> _Brief_: Write every record out again exactly as given.

> _Provided data_:
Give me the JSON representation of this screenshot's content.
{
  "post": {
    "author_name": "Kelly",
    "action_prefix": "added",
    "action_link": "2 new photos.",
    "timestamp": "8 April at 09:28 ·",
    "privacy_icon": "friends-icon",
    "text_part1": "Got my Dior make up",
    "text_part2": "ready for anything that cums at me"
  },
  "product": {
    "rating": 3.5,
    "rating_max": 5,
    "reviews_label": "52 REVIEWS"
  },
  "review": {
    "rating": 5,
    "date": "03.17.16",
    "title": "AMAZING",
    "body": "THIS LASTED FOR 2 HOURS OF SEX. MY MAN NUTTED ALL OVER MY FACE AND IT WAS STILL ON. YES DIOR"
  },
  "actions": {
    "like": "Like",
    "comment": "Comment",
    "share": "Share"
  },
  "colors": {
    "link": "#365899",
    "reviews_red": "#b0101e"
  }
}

> _Reply to the task_:
Give me the JSON representation of this screenshot's content.
{
  "post": {
    "author_name": "Kelly",
    "action_prefix": "added",
    "action_link": "2 new photos.",
    "timestamp": "8 April at 09:28 ·",
    "privacy_icon": "friends-icon",
    "text_part1": "Got my Dior make up",
    "text_part2": "ready for anything that cums at me"
  },
  "product": {
    "rating": 3.5,
    "rating_max": 5,
    "reviews_label": "52 REVIEWS"
  },
  "review": {
    "rating": 5,
    "date": "03.17.16",
    "title": "AMAZING",
    "body": "THIS LASTED FOR 2 HOURS OF SEX. MY MAN NUTTED ALL OVER MY FACE AND IT WAS STILL ON. YES DIOR"
  },
  "actions": {
    "like": "Like",
    "comment": "Comment",
    "share": "Share"
  },
  "colors": {
    "link": "#365899",
    "reviews_red": "#b0101e"
  }
}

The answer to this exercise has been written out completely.